- Opening Delimiter -

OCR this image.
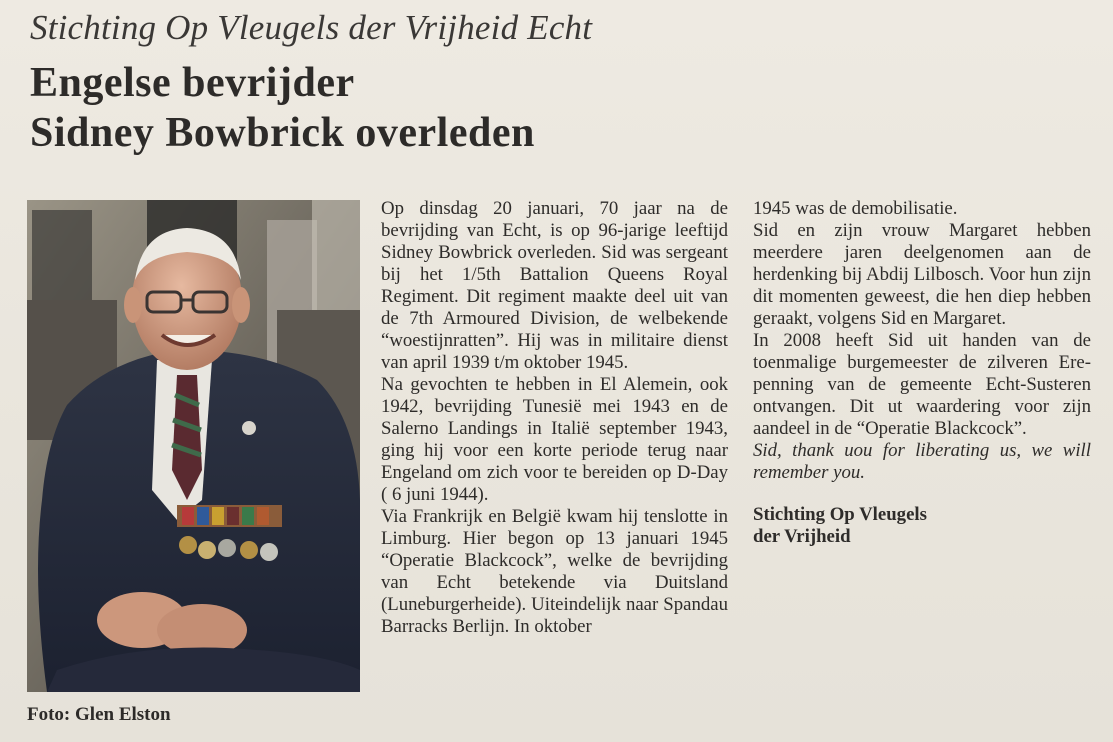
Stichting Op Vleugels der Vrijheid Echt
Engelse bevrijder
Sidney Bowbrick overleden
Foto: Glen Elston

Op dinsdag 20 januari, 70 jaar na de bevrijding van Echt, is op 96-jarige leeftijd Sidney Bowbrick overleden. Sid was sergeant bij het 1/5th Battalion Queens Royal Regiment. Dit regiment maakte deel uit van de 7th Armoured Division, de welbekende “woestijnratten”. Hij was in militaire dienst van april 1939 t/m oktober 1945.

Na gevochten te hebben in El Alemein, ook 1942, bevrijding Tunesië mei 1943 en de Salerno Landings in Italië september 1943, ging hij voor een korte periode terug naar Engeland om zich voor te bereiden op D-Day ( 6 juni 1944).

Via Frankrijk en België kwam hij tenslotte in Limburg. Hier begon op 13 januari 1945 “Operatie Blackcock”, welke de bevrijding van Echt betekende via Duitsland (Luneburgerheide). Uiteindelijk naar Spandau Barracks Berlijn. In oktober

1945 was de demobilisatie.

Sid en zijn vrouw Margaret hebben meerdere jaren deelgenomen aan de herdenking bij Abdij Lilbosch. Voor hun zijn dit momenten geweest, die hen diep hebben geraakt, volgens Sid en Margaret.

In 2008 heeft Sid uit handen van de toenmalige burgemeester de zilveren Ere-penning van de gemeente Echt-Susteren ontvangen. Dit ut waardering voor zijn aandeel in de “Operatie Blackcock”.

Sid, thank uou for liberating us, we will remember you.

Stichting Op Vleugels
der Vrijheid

- Closing Delimiter -

Copy each line above holding "Vrijheid".

YOUR SOLUTION:
Stichting Op Vleugels der Vrijheid Echt
der Vrijheid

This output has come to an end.